• **INSTRUCTIONS TO FOLLOW**: Each line below either holds the string "JSON" or doesn't. Count those that do and give only the number.

• **RECORD EXTRACTS**:

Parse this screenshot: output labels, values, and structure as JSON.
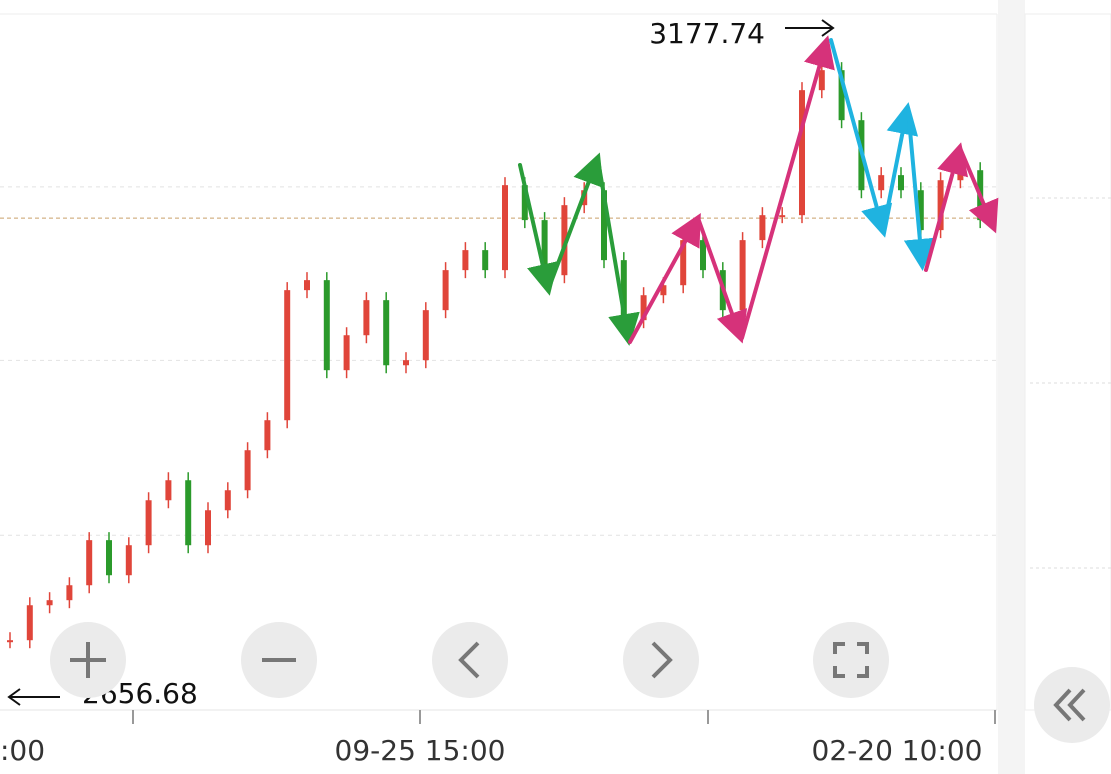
{
  "chart_data": {
    "type": "candlestick",
    "values": [
      2679.9,
      2708.9,
      2713.1,
      2725.5,
      2762.9,
      2733.8,
      2758.7,
      2796.0,
      2812.6,
      2758.7,
      2787.7,
      2804.3,
      2837.5,
      2862.4,
      2970.3,
      2978.6,
      2903.9,
      2932.9,
      2962.0,
      2908.0,
      2912.2,
      2953.7,
      2986.9,
      3003.5,
      2986.9,
      3057.4,
      3028.4,
      2982.7,
      3040.8,
      3053.2,
      2995.2,
      2945.4,
      2966.1,
      2974.4,
      3011.8,
      2986.9,
      2953.7,
      3011.8,
      3032.5,
      3032.5,
      3136.2,
      3152.8,
      3111.3,
      3053.2,
      3065.7,
      3053.2,
      3020.1,
      3061.5,
      3069.8,
      3028.4
    ],
    "up_color": "#e0453a",
    "down_color": "#2b9a2b",
    "ylim": [
      2622,
      3211
    ],
    "grid_lines": [
      2767,
      2912,
      3056
    ],
    "last_price": 3030,
    "high_label": "3177.74",
    "high": 3177.74,
    "low_label": "2656.68",
    "low": 2656.68,
    "xtick_labels": [
      ":00",
      "09-25 15:00",
      "02-20 10:00"
    ]
  }
}
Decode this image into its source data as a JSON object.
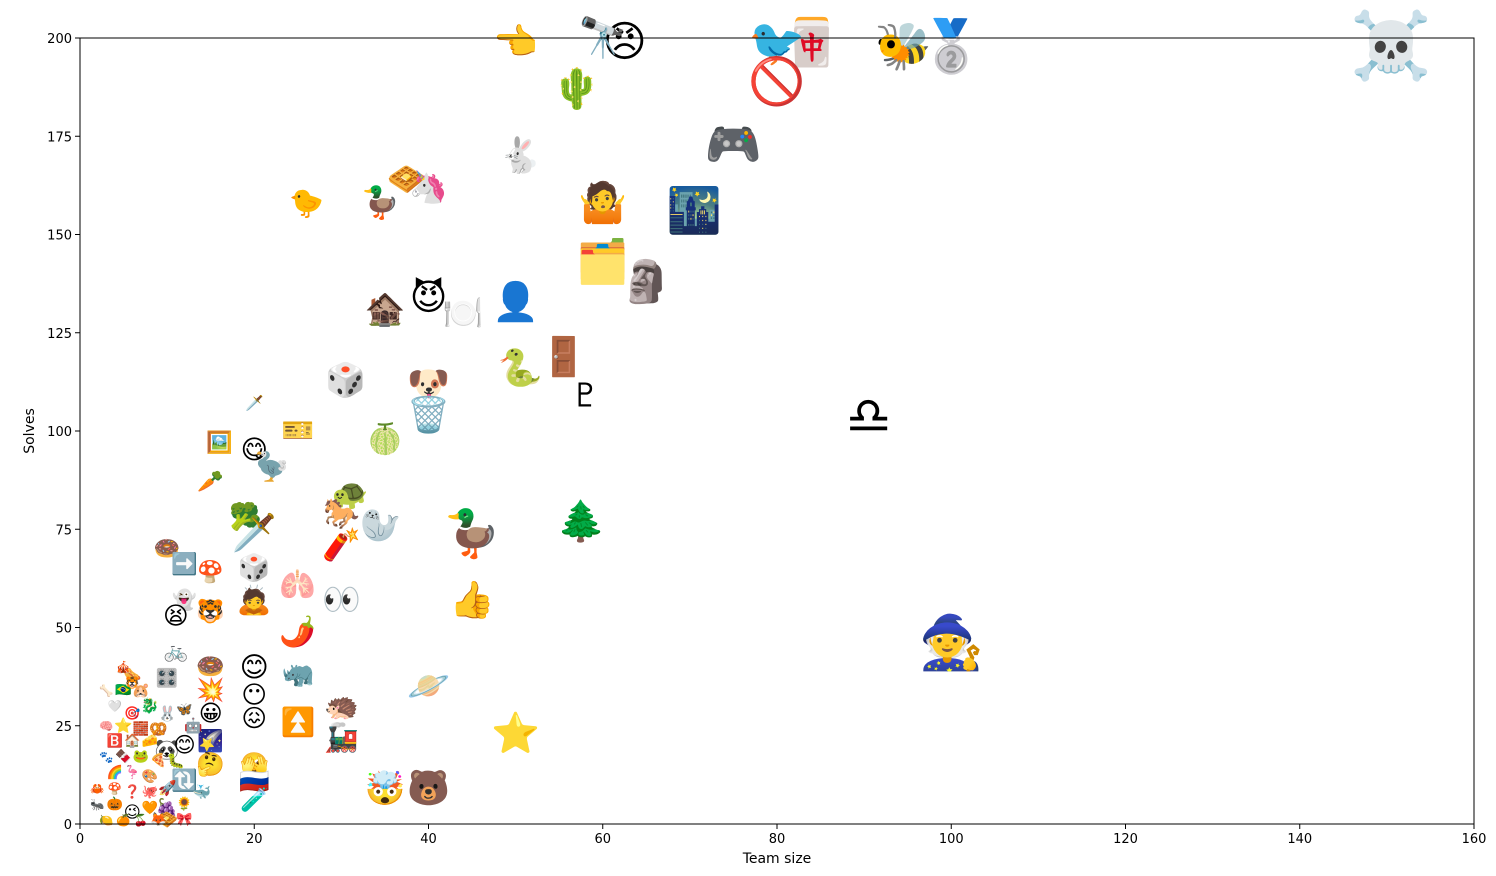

• **ANSWER FOR THIS EXERCISE**: 2